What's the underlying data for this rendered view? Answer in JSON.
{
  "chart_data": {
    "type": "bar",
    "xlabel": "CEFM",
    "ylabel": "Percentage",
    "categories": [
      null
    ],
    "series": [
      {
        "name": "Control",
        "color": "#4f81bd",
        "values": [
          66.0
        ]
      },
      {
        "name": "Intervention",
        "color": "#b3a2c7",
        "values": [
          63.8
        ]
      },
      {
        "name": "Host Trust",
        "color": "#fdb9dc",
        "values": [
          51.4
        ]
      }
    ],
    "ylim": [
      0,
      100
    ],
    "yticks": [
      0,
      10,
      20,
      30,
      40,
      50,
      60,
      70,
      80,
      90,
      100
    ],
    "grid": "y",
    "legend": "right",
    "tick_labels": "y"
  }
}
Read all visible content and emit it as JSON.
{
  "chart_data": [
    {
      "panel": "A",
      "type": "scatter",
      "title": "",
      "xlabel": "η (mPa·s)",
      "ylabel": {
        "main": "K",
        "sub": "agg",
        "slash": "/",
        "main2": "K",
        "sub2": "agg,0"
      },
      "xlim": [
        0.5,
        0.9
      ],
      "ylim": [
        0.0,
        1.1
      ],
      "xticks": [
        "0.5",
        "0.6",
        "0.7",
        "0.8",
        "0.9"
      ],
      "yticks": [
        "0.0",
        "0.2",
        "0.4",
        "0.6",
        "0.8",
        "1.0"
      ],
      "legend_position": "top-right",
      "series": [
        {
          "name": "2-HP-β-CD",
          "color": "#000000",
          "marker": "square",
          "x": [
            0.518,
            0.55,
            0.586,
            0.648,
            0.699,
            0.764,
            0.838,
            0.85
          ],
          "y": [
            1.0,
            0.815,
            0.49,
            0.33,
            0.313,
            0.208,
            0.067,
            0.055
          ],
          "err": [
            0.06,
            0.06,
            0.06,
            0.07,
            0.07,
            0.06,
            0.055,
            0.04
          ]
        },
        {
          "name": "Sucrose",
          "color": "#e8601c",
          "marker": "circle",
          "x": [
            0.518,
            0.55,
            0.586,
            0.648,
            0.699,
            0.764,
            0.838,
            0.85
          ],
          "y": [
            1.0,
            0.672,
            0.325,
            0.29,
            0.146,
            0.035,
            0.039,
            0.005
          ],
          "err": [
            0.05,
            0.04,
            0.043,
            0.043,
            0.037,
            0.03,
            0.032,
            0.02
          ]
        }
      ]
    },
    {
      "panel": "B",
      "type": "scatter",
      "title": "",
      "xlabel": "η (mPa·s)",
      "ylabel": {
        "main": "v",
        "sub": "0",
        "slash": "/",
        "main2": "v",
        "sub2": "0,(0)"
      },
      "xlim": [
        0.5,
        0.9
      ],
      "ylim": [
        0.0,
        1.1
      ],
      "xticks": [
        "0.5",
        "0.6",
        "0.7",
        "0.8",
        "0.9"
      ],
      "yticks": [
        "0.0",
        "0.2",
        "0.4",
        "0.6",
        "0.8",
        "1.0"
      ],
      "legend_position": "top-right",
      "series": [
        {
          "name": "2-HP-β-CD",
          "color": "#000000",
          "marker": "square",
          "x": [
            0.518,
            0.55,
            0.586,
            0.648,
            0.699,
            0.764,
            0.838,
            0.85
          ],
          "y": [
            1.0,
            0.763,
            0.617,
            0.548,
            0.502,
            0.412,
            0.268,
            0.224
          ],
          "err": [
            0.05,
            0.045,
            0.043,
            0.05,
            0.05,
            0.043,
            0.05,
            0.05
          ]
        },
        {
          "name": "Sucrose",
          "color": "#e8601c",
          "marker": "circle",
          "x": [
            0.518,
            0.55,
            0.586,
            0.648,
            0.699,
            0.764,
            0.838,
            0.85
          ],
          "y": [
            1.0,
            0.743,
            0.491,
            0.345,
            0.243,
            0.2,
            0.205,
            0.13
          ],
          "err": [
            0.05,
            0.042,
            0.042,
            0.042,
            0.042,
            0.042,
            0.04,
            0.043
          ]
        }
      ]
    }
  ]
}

> **GOAL**:
Repeat back the data above, exact to the last character.

> **WRITTEN REPLY**:
What's the underlying data for this rendered view? Answer in JSON.
{
  "chart_data": {
    "type": "bar",
    "xlabel": "CEFM",
    "ylabel": "Percentage",
    "categories": [
      null
    ],
    "series": [
      {
        "name": "Control",
        "color": "#4f81bd",
        "values": [
          66.0
        ]
      },
      {
        "name": "Intervention",
        "color": "#b3a2c7",
        "values": [
          63.8
        ]
      },
      {
        "name": "Host Trust",
        "color": "#fdb9dc",
        "values": [
          51.4
        ]
      }
    ],
    "ylim": [
      0,
      100
    ],
    "yticks": [
      0,
      10,
      20,
      30,
      40,
      50,
      60,
      70,
      80,
      90,
      100
    ],
    "grid": "y",
    "legend": "right",
    "tick_labels": "y"
  }
}
Read all visible content and emit it as JSON.
{
  "chart_data": [
    {
      "panel": "A",
      "type": "scatter",
      "title": "",
      "xlabel": "η (mPa·s)",
      "ylabel": {
        "main": "K",
        "sub": "agg",
        "slash": "/",
        "main2": "K",
        "sub2": "agg,0"
      },
      "xlim": [
        0.5,
        0.9
      ],
      "ylim": [
        0.0,
        1.1
      ],
      "xticks": [
        "0.5",
        "0.6",
        "0.7",
        "0.8",
        "0.9"
      ],
      "yticks": [
        "0.0",
        "0.2",
        "0.4",
        "0.6",
        "0.8",
        "1.0"
      ],
      "legend_position": "top-right",
      "series": [
        {
          "name": "2-HP-β-CD",
          "color": "#000000",
          "marker": "square",
          "x": [
            0.518,
            0.55,
            0.586,
            0.648,
            0.699,
            0.764,
            0.838,
            0.85
          ],
          "y": [
            1.0,
            0.815,
            0.49,
            0.33,
            0.313,
            0.208,
            0.067,
            0.055
          ],
          "err": [
            0.06,
            0.06,
            0.06,
            0.07,
            0.07,
            0.06,
            0.055,
            0.04
          ]
        },
        {
          "name": "Sucrose",
          "color": "#e8601c",
          "marker": "circle",
          "x": [
            0.518,
            0.55,
            0.586,
            0.648,
            0.699,
            0.764,
            0.838,
            0.85
          ],
          "y": [
            1.0,
            0.672,
            0.325,
            0.29,
            0.146,
            0.035,
            0.039,
            0.005
          ],
          "err": [
            0.05,
            0.04,
            0.043,
            0.043,
            0.037,
            0.03,
            0.032,
            0.02
          ]
        }
      ]
    },
    {
      "panel": "B",
      "type": "scatter",
      "title": "",
      "xlabel": "η (mPa·s)",
      "ylabel": {
        "main": "v",
        "sub": "0",
        "slash": "/",
        "main2": "v",
        "sub2": "0,(0)"
      },
      "xlim": [
        0.5,
        0.9
      ],
      "ylim": [
        0.0,
        1.1
      ],
      "xticks": [
        "0.5",
        "0.6",
        "0.7",
        "0.8",
        "0.9"
      ],
      "yticks": [
        "0.0",
        "0.2",
        "0.4",
        "0.6",
        "0.8",
        "1.0"
      ],
      "legend_position": "top-right",
      "series": [
        {
          "name": "2-HP-β-CD",
          "color": "#000000",
          "marker": "square",
          "x": [
            0.518,
            0.55,
            0.586,
            0.648,
            0.699,
            0.764,
            0.838,
            0.85
          ],
          "y": [
            1.0,
            0.763,
            0.617,
            0.548,
            0.502,
            0.412,
            0.268,
            0.224
          ],
          "err": [
            0.05,
            0.045,
            0.043,
            0.05,
            0.05,
            0.043,
            0.05,
            0.05
          ]
        },
        {
          "name": "Sucrose",
          "color": "#e8601c",
          "marker": "circle",
          "x": [
            0.518,
            0.55,
            0.586,
            0.648,
            0.699,
            0.764,
            0.838,
            0.85
          ],
          "y": [
            1.0,
            0.743,
            0.491,
            0.345,
            0.243,
            0.2,
            0.205,
            0.13
          ],
          "err": [
            0.05,
            0.042,
            0.042,
            0.042,
            0.042,
            0.042,
            0.04,
            0.043
          ]
        }
      ]
    }
  ]
}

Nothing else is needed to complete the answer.